> Task details: Set down each entry from the block beneath, exactly as written.

> Dataset rows:
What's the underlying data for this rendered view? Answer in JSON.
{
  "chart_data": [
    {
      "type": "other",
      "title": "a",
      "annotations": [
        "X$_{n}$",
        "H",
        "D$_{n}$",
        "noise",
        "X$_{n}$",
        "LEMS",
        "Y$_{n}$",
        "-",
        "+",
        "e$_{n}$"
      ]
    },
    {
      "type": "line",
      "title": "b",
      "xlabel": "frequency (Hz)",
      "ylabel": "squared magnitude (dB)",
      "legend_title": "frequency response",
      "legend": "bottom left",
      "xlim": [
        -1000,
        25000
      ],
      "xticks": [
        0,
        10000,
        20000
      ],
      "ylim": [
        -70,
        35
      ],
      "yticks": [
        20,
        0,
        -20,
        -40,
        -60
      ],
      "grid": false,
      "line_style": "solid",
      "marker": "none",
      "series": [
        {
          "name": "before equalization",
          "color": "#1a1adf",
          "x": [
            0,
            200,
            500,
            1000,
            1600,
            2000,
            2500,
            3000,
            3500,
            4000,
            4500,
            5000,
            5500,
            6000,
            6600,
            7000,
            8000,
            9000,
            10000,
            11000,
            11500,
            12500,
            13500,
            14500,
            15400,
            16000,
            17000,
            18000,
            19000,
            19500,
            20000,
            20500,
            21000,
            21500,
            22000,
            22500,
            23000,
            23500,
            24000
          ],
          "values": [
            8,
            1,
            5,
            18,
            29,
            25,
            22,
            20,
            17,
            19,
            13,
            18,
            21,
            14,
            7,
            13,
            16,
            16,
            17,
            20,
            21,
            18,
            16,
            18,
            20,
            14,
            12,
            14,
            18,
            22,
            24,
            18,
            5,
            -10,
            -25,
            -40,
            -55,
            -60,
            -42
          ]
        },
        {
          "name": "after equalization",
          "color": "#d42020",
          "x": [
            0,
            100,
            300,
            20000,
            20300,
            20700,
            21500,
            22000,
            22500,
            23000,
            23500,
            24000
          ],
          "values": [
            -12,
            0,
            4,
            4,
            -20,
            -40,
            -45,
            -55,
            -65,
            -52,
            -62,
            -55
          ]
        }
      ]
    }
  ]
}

> Solution to this problem:
What's the underlying data for this rendered view? Answer in JSON.
{
  "chart_data": [
    {
      "type": "other",
      "title": "a",
      "annotations": [
        "X$_{n}$",
        "H",
        "D$_{n}$",
        "noise",
        "X$_{n}$",
        "LEMS",
        "Y$_{n}$",
        "-",
        "+",
        "e$_{n}$"
      ]
    },
    {
      "type": "line",
      "title": "b",
      "xlabel": "frequency (Hz)",
      "ylabel": "squared magnitude (dB)",
      "legend_title": "frequency response",
      "legend": "bottom left",
      "xlim": [
        -1000,
        25000
      ],
      "xticks": [
        0,
        10000,
        20000
      ],
      "ylim": [
        -70,
        35
      ],
      "yticks": [
        20,
        0,
        -20,
        -40,
        -60
      ],
      "grid": false,
      "line_style": "solid",
      "marker": "none",
      "series": [
        {
          "name": "before equalization",
          "color": "#1a1adf",
          "x": [
            0,
            200,
            500,
            1000,
            1600,
            2000,
            2500,
            3000,
            3500,
            4000,
            4500,
            5000,
            5500,
            6000,
            6600,
            7000,
            8000,
            9000,
            10000,
            11000,
            11500,
            12500,
            13500,
            14500,
            15400,
            16000,
            17000,
            18000,
            19000,
            19500,
            20000,
            20500,
            21000,
            21500,
            22000,
            22500,
            23000,
            23500,
            24000
          ],
          "values": [
            8,
            1,
            5,
            18,
            29,
            25,
            22,
            20,
            17,
            19,
            13,
            18,
            21,
            14,
            7,
            13,
            16,
            16,
            17,
            20,
            21,
            18,
            16,
            18,
            20,
            14,
            12,
            14,
            18,
            22,
            24,
            18,
            5,
            -10,
            -25,
            -40,
            -55,
            -60,
            -42
          ]
        },
        {
          "name": "after equalization",
          "color": "#d42020",
          "x": [
            0,
            100,
            300,
            20000,
            20300,
            20700,
            21500,
            22000,
            22500,
            23000,
            23500,
            24000
          ],
          "values": [
            -12,
            0,
            4,
            4,
            -20,
            -40,
            -45,
            -55,
            -65,
            -52,
            -62,
            -55
          ]
        }
      ]
    }
  ]
}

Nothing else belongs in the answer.